--- BEGIN Input material ---

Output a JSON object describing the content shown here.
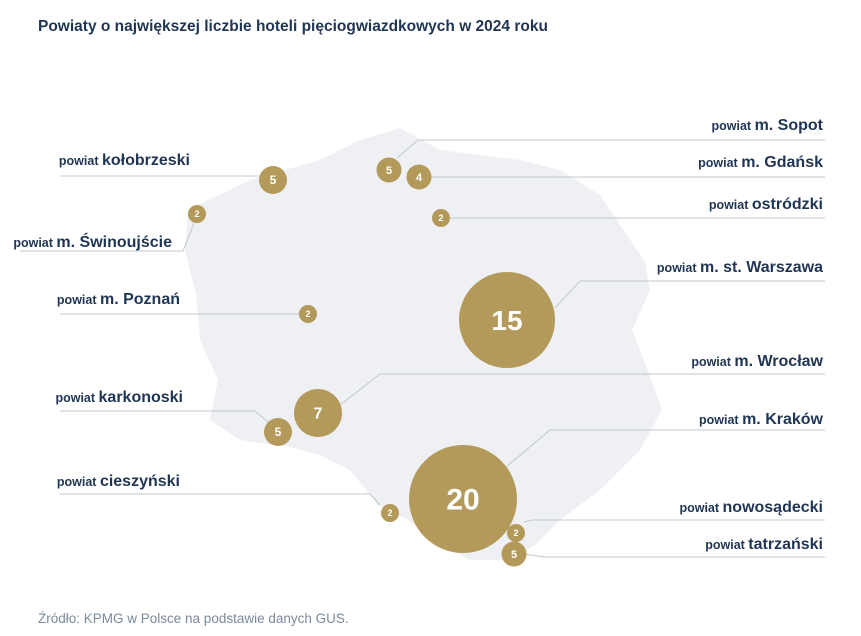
{
  "title": "Powiaty o największej liczbie hoteli pięciogwiazdkowych w 2024 roku",
  "source": "Źródło: KPMG w Polsce na podstawie danych GUS.",
  "colors": {
    "bubble": "#b39a5b",
    "map": "#eef0f3",
    "line": "#c3c8cf",
    "text": "#1f3553"
  },
  "chart_data": {
    "type": "bubble-map",
    "prefix": "powiat",
    "items": [
      {
        "name": "m. Sopot",
        "value": 5
      },
      {
        "name": "kołobrzeski",
        "value": 5
      },
      {
        "name": "m. Gdańsk",
        "value": 4
      },
      {
        "name": "ostródzki",
        "value": 2
      },
      {
        "name": "m. Świnoujście",
        "value": 2
      },
      {
        "name": "m. st. Warszawa",
        "value": 15
      },
      {
        "name": "m. Poznań",
        "value": 2
      },
      {
        "name": "m. Wrocław",
        "value": 7
      },
      {
        "name": "karkonoski",
        "value": 5
      },
      {
        "name": "m. Kraków",
        "value": 20
      },
      {
        "name": "cieszyński",
        "value": 2
      },
      {
        "name": "nowosądecki",
        "value": 2
      },
      {
        "name": "tatrzański",
        "value": 5
      }
    ]
  }
}
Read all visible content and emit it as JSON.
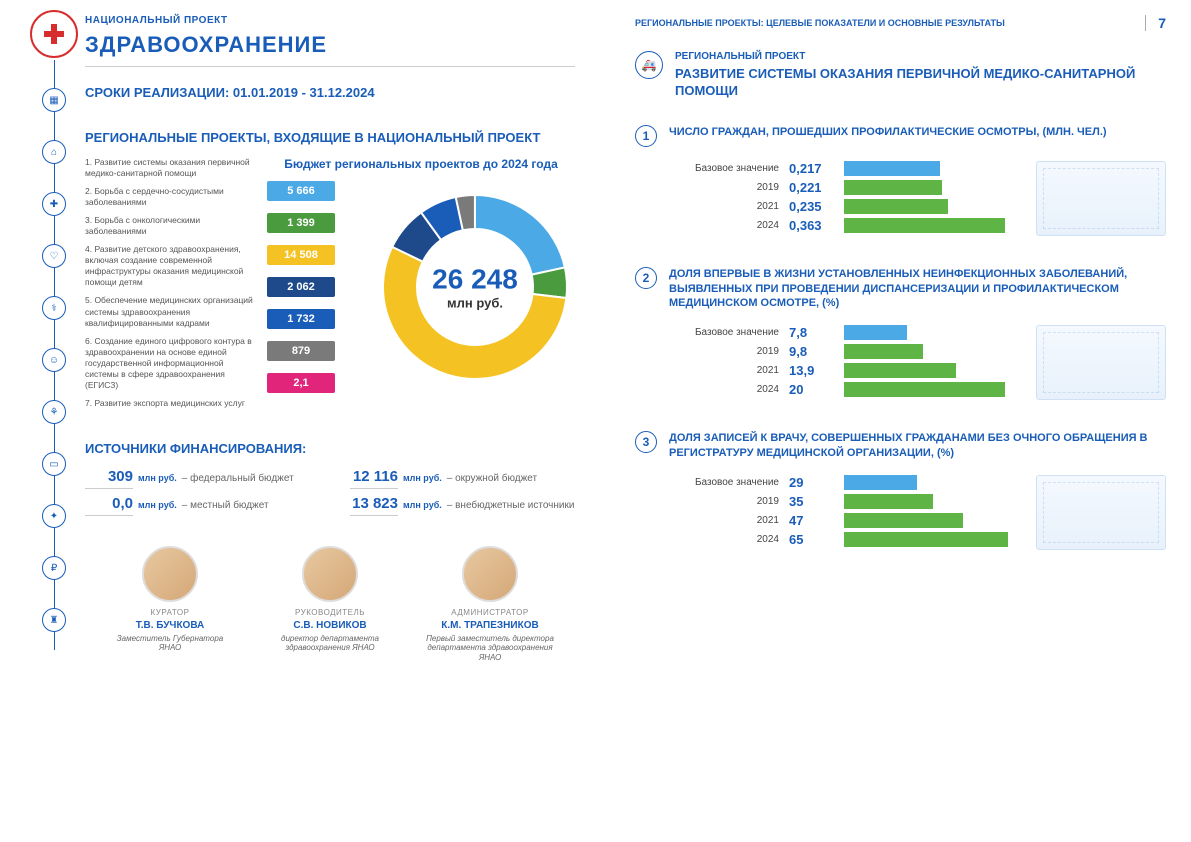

--- END Input material ---

* _Exercise requirements_
Write out the listing above again, exactly, but with no pictures in the copy.

* _Full solution_
Output a JSON object describing the content shown here.
{
  "title": "Powiaty o największej liczbie hoteli pięciogwiazdkowych w 2024 roku",
  "source": "Źródło: KPMG w Polsce na podstawie danych GUS.",
  "colors": {
    "bubble": "#b39a5b",
    "map": "#eef0f3",
    "line": "#c3c8cf",
    "text": "#1f3553"
  },
  "chart_data": {
    "type": "bubble-map",
    "prefix": "powiat",
    "items": [
      {
        "name": "m. Sopot",
        "value": 5
      },
      {
        "name": "kołobrzeski",
        "value": 5
      },
      {
        "name": "m. Gdańsk",
        "value": 4
      },
      {
        "name": "ostródzki",
        "value": 2
      },
      {
        "name": "m. Świnoujście",
        "value": 2
      },
      {
        "name": "m. st. Warszawa",
        "value": 15
      },
      {
        "name": "m. Poznań",
        "value": 2
      },
      {
        "name": "m. Wrocław",
        "value": 7
      },
      {
        "name": "karkonoski",
        "value": 5
      },
      {
        "name": "m. Kraków",
        "value": 20
      },
      {
        "name": "cieszyński",
        "value": 2
      },
      {
        "name": "nowosądecki",
        "value": 2
      },
      {
        "name": "tatrzański",
        "value": 5
      }
    ]
  }
}
Read all visible content and emit it as JSON.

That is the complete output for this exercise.